**Supplied entries:**
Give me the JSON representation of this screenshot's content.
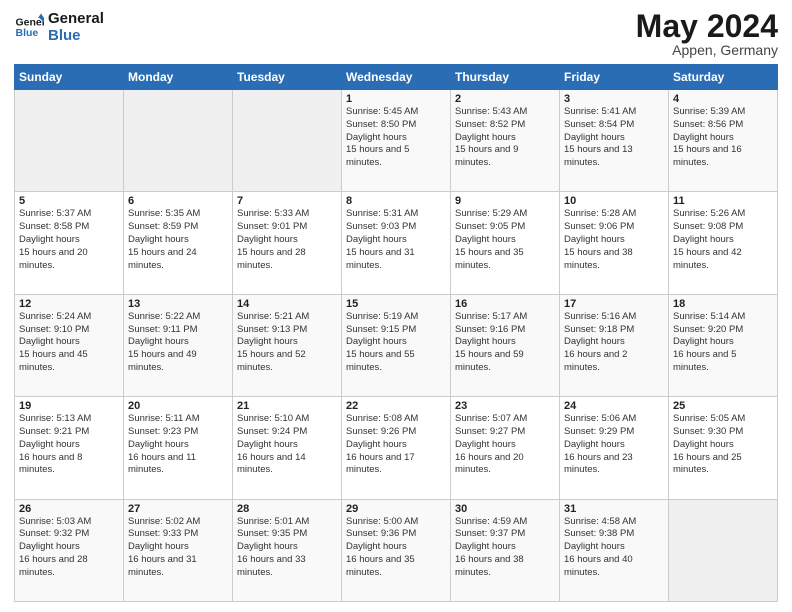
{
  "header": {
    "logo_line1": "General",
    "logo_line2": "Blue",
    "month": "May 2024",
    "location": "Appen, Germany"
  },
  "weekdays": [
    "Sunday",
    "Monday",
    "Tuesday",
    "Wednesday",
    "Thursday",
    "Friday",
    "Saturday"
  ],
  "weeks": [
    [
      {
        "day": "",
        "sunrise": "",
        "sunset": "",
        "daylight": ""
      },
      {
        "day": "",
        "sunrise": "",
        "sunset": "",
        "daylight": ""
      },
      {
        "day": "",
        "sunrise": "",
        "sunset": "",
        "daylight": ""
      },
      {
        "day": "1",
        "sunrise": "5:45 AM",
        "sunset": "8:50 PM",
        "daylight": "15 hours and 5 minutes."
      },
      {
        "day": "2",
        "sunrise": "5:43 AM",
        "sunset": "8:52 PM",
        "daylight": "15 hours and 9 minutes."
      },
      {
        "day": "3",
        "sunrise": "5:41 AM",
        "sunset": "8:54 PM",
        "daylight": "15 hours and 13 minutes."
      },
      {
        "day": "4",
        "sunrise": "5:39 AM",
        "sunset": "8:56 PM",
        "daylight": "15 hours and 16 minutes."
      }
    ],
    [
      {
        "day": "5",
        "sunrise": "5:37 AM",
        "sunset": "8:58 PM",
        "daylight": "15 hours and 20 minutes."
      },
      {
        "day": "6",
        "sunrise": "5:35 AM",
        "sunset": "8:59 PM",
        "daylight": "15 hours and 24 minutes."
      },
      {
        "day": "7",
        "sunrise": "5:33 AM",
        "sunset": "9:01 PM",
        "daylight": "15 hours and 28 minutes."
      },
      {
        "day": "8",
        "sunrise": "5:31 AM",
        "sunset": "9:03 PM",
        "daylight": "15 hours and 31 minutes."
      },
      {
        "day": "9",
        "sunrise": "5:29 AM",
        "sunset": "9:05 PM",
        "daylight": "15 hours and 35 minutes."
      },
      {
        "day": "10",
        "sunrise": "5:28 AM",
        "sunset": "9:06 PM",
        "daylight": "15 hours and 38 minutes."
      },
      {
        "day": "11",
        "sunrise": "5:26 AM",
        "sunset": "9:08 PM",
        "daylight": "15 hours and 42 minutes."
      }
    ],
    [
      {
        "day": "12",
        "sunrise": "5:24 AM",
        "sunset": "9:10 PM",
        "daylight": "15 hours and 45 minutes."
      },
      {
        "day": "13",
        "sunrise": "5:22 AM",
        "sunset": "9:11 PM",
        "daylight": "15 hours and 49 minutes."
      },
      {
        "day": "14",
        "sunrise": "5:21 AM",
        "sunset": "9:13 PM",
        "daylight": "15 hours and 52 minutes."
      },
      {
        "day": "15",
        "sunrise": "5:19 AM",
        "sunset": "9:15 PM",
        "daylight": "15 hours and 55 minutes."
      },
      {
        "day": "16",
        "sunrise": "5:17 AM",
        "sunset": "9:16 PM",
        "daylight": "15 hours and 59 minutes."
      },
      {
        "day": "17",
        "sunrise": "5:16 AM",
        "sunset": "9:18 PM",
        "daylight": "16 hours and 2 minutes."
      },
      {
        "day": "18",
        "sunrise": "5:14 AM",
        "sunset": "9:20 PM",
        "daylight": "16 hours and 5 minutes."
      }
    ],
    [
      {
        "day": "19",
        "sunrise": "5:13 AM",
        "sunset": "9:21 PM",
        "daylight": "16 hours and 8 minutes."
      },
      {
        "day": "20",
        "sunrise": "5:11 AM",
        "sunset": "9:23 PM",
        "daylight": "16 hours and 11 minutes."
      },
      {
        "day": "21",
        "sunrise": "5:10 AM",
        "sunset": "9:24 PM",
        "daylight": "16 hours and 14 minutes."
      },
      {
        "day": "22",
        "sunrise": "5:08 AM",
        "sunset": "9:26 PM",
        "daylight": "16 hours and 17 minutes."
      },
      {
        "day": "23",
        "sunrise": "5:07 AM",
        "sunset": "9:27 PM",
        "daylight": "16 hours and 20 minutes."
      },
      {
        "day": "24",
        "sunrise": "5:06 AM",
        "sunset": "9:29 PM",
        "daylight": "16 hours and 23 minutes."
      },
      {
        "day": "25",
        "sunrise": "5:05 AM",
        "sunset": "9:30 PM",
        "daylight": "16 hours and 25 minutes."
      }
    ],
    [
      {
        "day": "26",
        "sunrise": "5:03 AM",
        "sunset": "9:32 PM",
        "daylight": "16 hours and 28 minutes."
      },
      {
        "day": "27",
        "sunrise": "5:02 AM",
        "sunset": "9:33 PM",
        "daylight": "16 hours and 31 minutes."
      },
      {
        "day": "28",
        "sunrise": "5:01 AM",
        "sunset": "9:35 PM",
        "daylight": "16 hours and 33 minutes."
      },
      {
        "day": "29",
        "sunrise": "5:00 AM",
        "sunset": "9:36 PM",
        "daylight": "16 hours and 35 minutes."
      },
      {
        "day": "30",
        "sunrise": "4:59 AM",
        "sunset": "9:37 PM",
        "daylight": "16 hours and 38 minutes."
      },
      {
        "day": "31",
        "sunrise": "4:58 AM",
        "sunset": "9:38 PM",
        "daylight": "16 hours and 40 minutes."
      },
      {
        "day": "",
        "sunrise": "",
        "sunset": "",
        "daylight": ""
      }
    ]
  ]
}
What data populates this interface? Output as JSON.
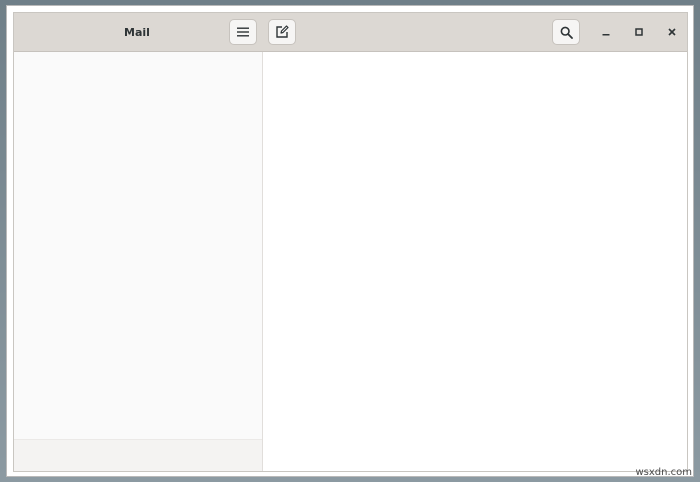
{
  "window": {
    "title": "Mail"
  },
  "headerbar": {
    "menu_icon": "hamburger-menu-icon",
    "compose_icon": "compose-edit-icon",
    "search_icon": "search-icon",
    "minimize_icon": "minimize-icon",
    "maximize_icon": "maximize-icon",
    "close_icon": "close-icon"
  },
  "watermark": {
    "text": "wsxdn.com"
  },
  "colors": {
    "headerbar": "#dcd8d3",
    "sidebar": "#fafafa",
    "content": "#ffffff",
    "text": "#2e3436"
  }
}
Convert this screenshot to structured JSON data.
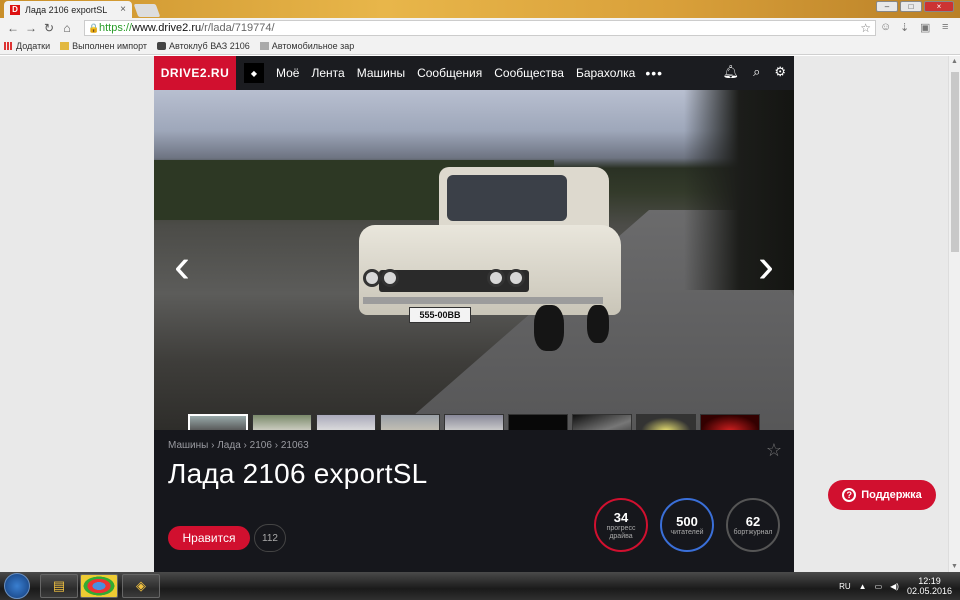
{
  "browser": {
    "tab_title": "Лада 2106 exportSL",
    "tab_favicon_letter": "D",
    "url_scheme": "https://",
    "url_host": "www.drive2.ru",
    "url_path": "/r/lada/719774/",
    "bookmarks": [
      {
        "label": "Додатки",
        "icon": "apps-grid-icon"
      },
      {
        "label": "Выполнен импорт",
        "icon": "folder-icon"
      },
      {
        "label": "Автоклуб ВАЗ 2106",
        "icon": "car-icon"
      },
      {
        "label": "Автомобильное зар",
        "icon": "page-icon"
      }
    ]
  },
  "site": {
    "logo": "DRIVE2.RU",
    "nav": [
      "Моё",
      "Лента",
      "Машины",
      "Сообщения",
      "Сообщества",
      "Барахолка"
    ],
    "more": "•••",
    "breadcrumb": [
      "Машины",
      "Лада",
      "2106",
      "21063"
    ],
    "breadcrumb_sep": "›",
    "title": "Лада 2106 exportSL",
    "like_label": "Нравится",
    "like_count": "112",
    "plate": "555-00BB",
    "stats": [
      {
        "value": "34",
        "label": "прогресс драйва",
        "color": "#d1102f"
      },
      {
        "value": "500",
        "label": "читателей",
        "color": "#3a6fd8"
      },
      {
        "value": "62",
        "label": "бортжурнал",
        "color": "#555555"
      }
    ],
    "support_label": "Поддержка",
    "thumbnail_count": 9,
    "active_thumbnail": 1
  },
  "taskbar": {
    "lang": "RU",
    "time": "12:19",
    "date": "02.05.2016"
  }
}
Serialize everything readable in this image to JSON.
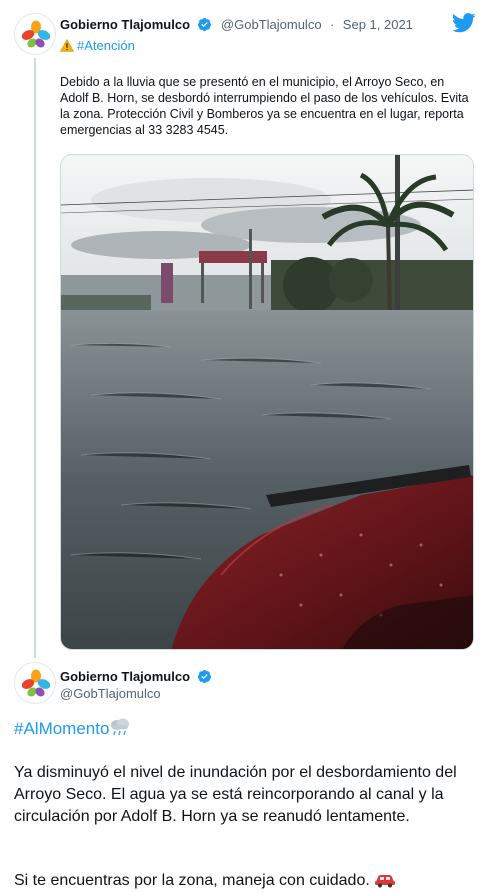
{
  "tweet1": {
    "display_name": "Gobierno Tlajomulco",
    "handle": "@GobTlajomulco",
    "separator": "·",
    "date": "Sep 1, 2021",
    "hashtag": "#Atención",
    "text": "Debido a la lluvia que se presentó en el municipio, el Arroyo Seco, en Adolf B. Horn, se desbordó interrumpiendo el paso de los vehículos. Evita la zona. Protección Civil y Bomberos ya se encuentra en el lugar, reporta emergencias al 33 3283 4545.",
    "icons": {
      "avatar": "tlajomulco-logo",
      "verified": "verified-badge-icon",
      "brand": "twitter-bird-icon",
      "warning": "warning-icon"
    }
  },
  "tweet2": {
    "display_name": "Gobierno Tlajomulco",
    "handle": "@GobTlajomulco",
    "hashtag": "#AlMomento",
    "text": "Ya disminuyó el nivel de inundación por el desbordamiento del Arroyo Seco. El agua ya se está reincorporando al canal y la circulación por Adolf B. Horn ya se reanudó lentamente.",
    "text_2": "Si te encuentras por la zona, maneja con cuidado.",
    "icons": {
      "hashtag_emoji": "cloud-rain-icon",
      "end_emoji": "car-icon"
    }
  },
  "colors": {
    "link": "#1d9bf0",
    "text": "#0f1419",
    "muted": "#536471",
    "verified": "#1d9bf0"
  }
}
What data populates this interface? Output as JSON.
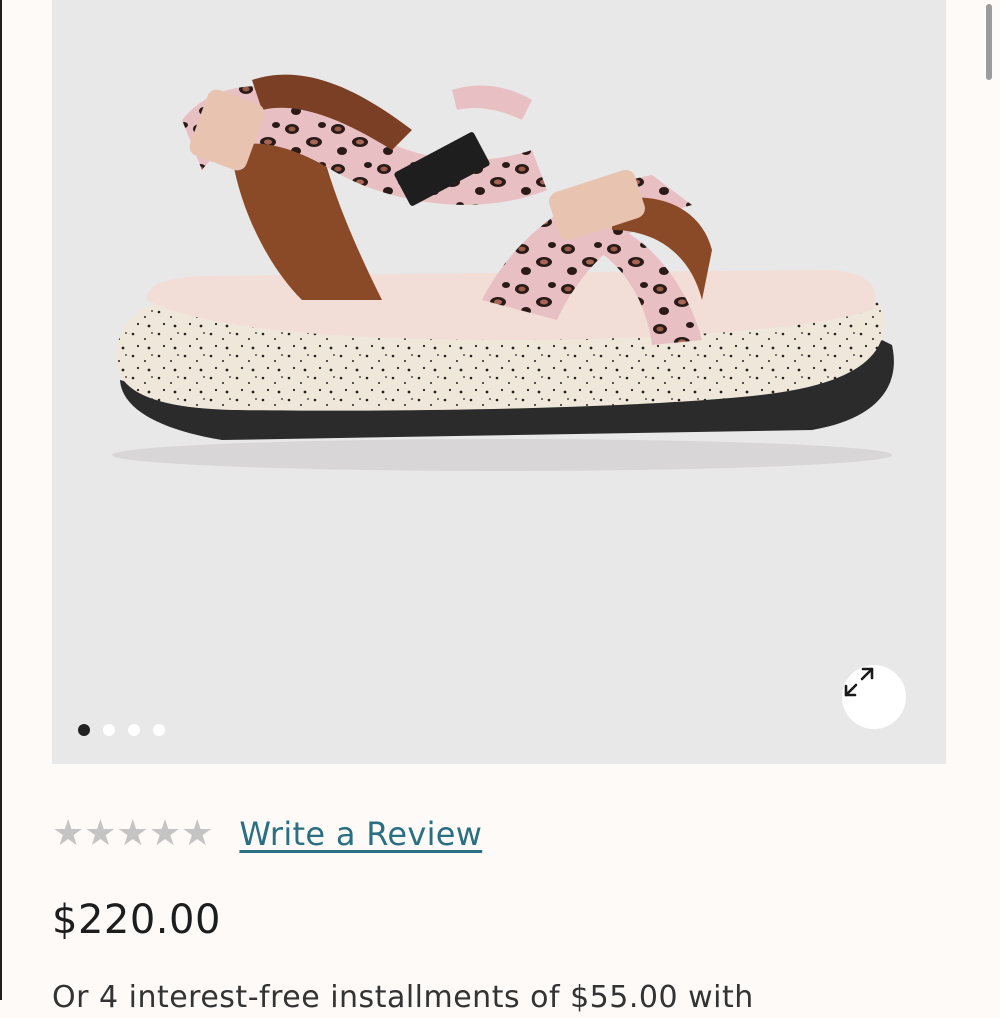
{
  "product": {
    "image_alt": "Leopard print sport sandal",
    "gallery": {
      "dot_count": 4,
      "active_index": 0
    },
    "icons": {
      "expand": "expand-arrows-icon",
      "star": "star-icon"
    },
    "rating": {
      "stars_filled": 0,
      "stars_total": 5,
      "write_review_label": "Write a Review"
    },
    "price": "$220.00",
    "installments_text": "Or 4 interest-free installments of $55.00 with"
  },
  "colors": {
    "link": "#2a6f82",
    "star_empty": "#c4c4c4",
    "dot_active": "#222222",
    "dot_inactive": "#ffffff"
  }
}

**To be done:** Where a line of the entries contains the word "ffffff", copy that line.

**Exercise response:**
    "content": "#ffffff",
    "dot_inactive": "#ffffff"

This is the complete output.